* Task details *
Count the lines in the records below that contain the word "text", and give only that number.

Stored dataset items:

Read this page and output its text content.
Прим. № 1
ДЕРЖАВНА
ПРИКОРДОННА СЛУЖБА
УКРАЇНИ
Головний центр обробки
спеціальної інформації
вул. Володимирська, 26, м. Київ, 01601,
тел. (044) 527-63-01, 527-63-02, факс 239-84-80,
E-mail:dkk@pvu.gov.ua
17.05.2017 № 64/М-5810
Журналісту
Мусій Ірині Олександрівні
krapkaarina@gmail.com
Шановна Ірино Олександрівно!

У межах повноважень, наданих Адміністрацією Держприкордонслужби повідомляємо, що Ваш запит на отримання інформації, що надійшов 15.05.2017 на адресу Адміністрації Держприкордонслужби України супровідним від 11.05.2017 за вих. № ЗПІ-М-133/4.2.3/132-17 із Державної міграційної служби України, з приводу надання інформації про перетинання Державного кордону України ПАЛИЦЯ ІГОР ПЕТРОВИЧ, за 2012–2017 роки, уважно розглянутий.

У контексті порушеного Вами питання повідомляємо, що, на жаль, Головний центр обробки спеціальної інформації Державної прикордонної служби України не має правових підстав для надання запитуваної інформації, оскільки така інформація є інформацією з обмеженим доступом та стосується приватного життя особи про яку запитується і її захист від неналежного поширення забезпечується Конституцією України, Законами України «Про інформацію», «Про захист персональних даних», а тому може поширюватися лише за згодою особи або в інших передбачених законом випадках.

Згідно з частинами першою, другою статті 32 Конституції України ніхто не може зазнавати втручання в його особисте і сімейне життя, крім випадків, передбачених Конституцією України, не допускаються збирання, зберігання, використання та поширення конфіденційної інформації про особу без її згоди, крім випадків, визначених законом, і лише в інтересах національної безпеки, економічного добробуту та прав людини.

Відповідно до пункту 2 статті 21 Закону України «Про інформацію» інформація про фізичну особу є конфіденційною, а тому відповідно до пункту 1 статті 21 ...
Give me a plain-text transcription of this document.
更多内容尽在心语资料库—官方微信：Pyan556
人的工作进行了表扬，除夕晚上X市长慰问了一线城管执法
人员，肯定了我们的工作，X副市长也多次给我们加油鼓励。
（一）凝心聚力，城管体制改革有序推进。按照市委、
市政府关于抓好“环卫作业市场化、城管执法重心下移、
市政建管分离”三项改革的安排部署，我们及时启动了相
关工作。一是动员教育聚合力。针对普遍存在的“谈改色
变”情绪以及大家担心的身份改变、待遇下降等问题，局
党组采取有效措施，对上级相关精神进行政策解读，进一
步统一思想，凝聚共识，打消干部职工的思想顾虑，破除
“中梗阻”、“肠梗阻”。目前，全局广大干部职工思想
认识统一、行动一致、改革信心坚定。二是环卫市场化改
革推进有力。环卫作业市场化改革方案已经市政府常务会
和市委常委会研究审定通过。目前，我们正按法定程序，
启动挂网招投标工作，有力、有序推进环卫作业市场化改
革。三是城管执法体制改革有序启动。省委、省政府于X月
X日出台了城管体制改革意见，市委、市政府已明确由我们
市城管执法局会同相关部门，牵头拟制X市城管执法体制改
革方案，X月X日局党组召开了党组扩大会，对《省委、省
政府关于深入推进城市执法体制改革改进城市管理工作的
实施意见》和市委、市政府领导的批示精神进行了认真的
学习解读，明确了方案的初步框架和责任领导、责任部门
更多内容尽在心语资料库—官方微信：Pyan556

* Written reply *
2